- Collected data entries:
────────────────────

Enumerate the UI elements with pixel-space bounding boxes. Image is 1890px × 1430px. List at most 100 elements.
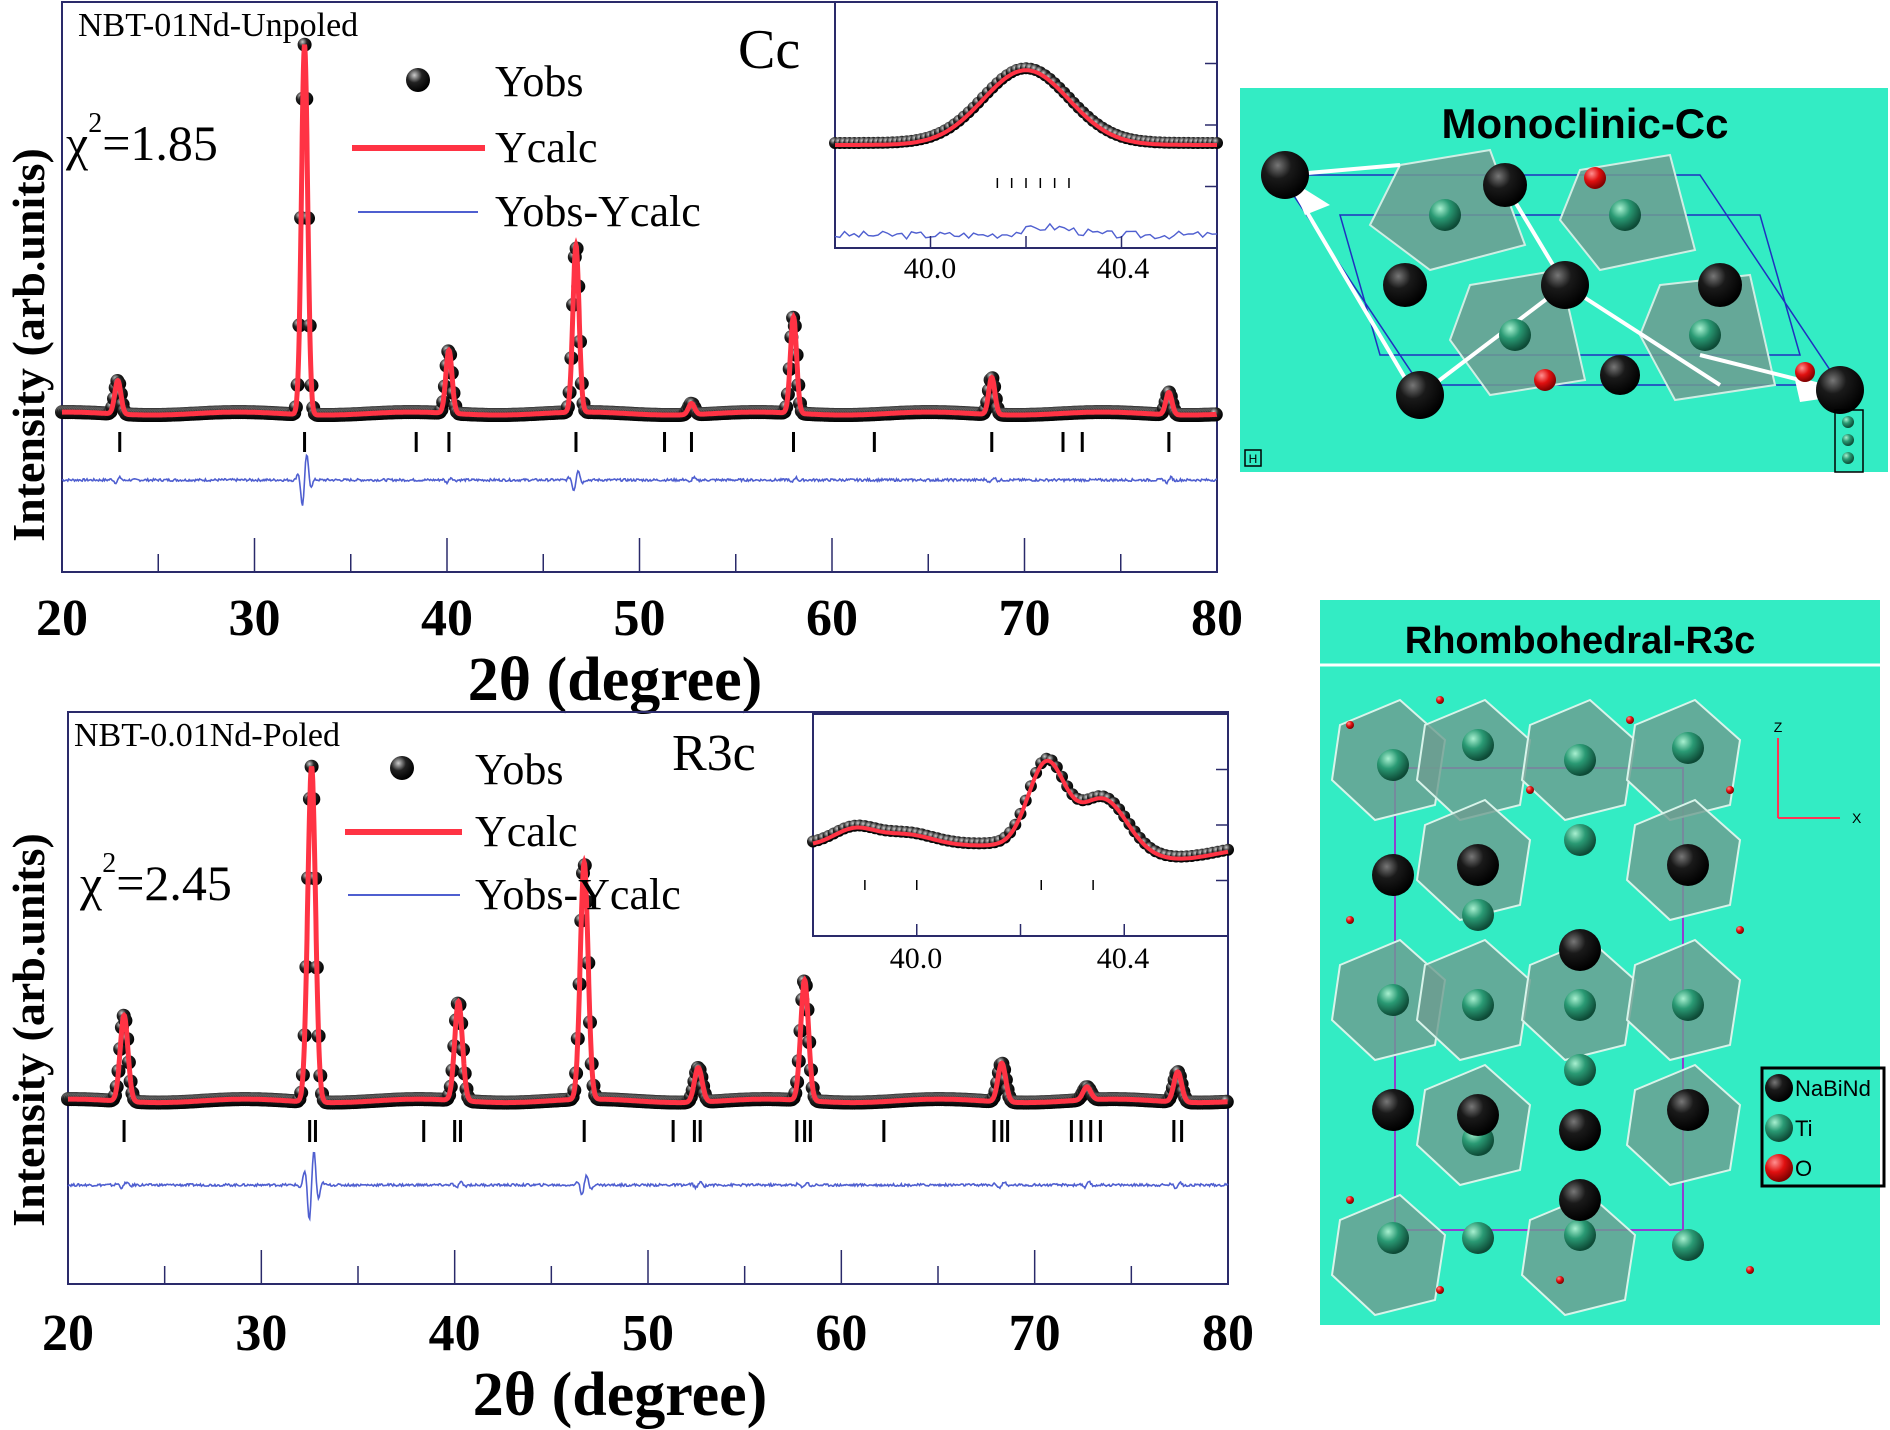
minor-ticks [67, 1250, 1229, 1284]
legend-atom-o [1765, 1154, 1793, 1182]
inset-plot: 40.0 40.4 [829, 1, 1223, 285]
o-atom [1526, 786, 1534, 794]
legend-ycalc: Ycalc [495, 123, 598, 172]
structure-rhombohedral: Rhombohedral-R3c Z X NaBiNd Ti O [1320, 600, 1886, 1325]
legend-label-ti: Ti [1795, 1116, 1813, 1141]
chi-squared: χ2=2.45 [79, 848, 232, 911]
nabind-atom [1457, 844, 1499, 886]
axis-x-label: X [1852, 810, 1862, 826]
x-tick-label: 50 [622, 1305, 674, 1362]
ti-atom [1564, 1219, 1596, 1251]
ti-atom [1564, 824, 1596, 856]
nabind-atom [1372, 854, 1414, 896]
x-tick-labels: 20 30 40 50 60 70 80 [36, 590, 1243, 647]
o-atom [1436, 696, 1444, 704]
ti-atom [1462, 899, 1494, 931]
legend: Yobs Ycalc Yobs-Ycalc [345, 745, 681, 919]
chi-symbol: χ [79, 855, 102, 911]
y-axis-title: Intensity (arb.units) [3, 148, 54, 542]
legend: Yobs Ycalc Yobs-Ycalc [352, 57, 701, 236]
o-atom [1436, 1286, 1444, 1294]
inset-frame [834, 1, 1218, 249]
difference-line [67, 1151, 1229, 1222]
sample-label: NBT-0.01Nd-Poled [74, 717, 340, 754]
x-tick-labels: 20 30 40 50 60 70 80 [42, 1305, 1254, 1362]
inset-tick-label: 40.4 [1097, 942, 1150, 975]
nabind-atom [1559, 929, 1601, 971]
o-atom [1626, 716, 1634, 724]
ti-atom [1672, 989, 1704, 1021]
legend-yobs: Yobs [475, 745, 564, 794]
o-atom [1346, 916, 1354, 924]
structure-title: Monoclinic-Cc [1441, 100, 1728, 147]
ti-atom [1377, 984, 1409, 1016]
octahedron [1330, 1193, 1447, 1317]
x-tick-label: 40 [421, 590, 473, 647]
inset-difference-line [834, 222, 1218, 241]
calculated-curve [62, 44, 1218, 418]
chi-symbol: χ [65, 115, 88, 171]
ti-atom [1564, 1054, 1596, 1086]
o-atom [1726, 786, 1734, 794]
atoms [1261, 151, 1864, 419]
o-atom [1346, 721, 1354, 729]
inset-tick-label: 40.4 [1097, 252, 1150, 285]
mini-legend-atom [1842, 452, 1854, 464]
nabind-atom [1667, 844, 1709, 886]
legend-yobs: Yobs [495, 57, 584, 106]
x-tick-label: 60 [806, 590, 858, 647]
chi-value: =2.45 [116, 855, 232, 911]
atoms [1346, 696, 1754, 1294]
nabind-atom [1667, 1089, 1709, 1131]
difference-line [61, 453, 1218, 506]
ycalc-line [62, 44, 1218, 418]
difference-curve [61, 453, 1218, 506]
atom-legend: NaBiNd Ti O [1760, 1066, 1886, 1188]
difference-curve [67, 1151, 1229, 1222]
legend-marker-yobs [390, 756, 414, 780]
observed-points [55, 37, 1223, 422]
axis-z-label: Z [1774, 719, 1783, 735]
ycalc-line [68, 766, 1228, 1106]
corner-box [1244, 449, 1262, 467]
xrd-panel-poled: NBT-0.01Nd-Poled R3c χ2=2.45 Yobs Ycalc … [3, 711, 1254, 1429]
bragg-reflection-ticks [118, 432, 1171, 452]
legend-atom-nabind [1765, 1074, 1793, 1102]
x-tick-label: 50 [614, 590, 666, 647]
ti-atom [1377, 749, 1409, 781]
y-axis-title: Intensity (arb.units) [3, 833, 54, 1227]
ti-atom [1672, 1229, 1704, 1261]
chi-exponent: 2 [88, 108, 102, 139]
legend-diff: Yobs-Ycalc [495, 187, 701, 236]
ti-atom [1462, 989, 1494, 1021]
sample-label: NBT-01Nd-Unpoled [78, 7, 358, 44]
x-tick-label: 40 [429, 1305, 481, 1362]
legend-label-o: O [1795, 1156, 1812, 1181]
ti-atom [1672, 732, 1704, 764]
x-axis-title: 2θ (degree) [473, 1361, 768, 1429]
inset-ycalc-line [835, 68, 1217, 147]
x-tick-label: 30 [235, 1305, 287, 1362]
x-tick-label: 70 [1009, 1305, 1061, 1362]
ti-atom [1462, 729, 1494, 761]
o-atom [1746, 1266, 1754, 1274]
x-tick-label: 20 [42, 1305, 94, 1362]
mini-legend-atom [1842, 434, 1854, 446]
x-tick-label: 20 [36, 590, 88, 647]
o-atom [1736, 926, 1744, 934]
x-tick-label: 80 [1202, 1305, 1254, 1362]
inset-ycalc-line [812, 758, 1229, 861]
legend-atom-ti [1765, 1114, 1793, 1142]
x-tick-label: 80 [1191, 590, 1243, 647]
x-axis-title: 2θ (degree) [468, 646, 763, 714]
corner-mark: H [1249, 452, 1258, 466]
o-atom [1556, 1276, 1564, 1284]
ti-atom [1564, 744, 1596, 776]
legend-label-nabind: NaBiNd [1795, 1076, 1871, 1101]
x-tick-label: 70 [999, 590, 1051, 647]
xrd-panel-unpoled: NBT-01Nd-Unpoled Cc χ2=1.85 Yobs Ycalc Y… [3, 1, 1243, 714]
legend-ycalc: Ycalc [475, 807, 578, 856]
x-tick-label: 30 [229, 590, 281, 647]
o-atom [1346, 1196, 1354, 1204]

────────────────────

- WHAT IS BEING ASKED: Rewrite the lines between the line holding "minor-ticks [67, 1250, 1229, 1284]" and the line holding "axis-z-label: Z [1774, 719, 1783, 735]", inclusive, changing every "nabind-atom" to "a-site-atom" and leaving everything else as it is.

- EXPECTED OUTPUT:
minor-ticks [67, 1250, 1229, 1284]
legend-atom-o [1765, 1154, 1793, 1182]
inset-plot: 40.0 40.4 [829, 1, 1223, 285]
o-atom [1526, 786, 1534, 794]
legend-ycalc: Ycalc [495, 123, 598, 172]
structure-rhombohedral: Rhombohedral-R3c Z X NaBiNd Ti O [1320, 600, 1886, 1325]
legend-label-ti: Ti [1795, 1116, 1813, 1141]
chi-squared: χ2=2.45 [79, 848, 232, 911]
a-site-atom [1457, 844, 1499, 886]
axis-x-label: X [1852, 810, 1862, 826]
x-tick-label: 50 [622, 1305, 674, 1362]
ti-atom [1564, 1219, 1596, 1251]
ti-atom [1564, 824, 1596, 856]
a-site-atom [1372, 854, 1414, 896]
x-tick-labels: 20 30 40 50 60 70 80 [36, 590, 1243, 647]
o-atom [1436, 696, 1444, 704]
ti-atom [1462, 899, 1494, 931]
legend: Yobs Ycalc Yobs-Ycalc [345, 745, 681, 919]
chi-symbol: χ [79, 855, 102, 911]
y-axis-title: Intensity (arb.units) [3, 148, 54, 542]
legend: Yobs Ycalc Yobs-Ycalc [352, 57, 701, 236]
o-atom [1436, 1286, 1444, 1294]
inset-frame [834, 1, 1218, 249]
difference-line [67, 1151, 1229, 1222]
sample-label: NBT-0.01Nd-Poled [74, 717, 340, 754]
x-tick-labels: 20 30 40 50 60 70 80 [42, 1305, 1254, 1362]
inset-tick-label: 40.4 [1097, 942, 1150, 975]
a-site-atom [1559, 929, 1601, 971]
o-atom [1626, 716, 1634, 724]
ti-atom [1672, 989, 1704, 1021]
legend-yobs: Yobs [475, 745, 564, 794]
o-atom [1346, 916, 1354, 924]
structure-title: Monoclinic-Cc [1441, 100, 1728, 147]
ti-atom [1377, 984, 1409, 1016]
octahedron [1330, 1193, 1447, 1317]
x-tick-label: 40 [421, 590, 473, 647]
inset-difference-line [834, 222, 1218, 241]
calculated-curve [62, 44, 1218, 418]
chi-symbol: χ [65, 115, 88, 171]
ti-atom [1564, 1054, 1596, 1086]
o-atom [1726, 786, 1734, 794]
atoms [1261, 151, 1864, 419]
o-atom [1346, 721, 1354, 729]
inset-tick-label: 40.4 [1097, 252, 1150, 285]
mini-legend-atom [1842, 452, 1854, 464]
a-site-atom [1667, 844, 1709, 886]
legend-yobs: Yobs [495, 57, 584, 106]
x-tick-label: 60 [806, 590, 858, 647]
chi-value: =2.45 [116, 855, 232, 911]
atoms [1346, 696, 1754, 1294]
a-site-atom [1667, 1089, 1709, 1131]
difference-line [61, 453, 1218, 506]
ycalc-line [62, 44, 1218, 418]
difference-curve [61, 453, 1218, 506]
atom-legend: NaBiNd Ti O [1760, 1066, 1886, 1188]
difference-curve [67, 1151, 1229, 1222]
legend-marker-yobs [390, 756, 414, 780]
observed-points [55, 37, 1223, 422]
axis-z-label: Z [1774, 719, 1783, 735]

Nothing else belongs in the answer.